Figure data in JSON
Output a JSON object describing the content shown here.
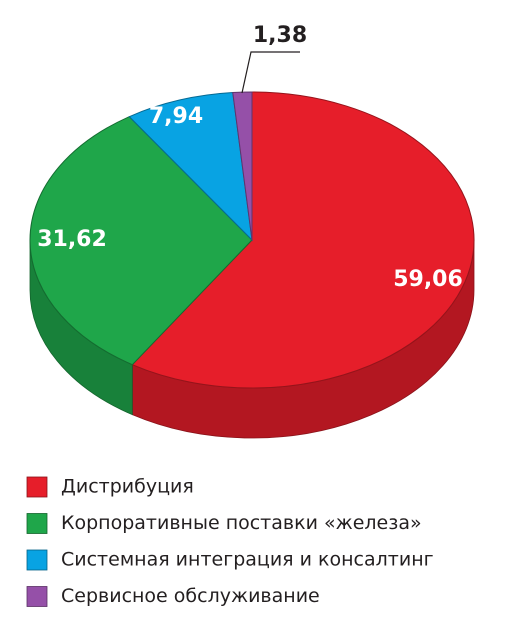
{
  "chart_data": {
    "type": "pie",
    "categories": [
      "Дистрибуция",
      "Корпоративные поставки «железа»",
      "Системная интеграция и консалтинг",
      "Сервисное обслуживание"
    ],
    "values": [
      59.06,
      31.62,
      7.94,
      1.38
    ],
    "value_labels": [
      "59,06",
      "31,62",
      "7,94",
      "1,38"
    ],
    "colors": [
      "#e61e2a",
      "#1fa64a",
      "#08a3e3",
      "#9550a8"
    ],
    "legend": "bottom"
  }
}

__Written task__
Pictures don't belong in the copy. Transcribe every record exactly as it appears.

__Final result__
Output a JSON object describing the content shown here.
{
  "chart_data": {
    "type": "pie",
    "categories": [
      "Дистрибуция",
      "Корпоративные поставки «железа»",
      "Системная интеграция и консалтинг",
      "Сервисное обслуживание"
    ],
    "values": [
      59.06,
      31.62,
      7.94,
      1.38
    ],
    "value_labels": [
      "59,06",
      "31,62",
      "7,94",
      "1,38"
    ],
    "colors": [
      "#e61e2a",
      "#1fa64a",
      "#08a3e3",
      "#9550a8"
    ],
    "legend": "bottom"
  }
}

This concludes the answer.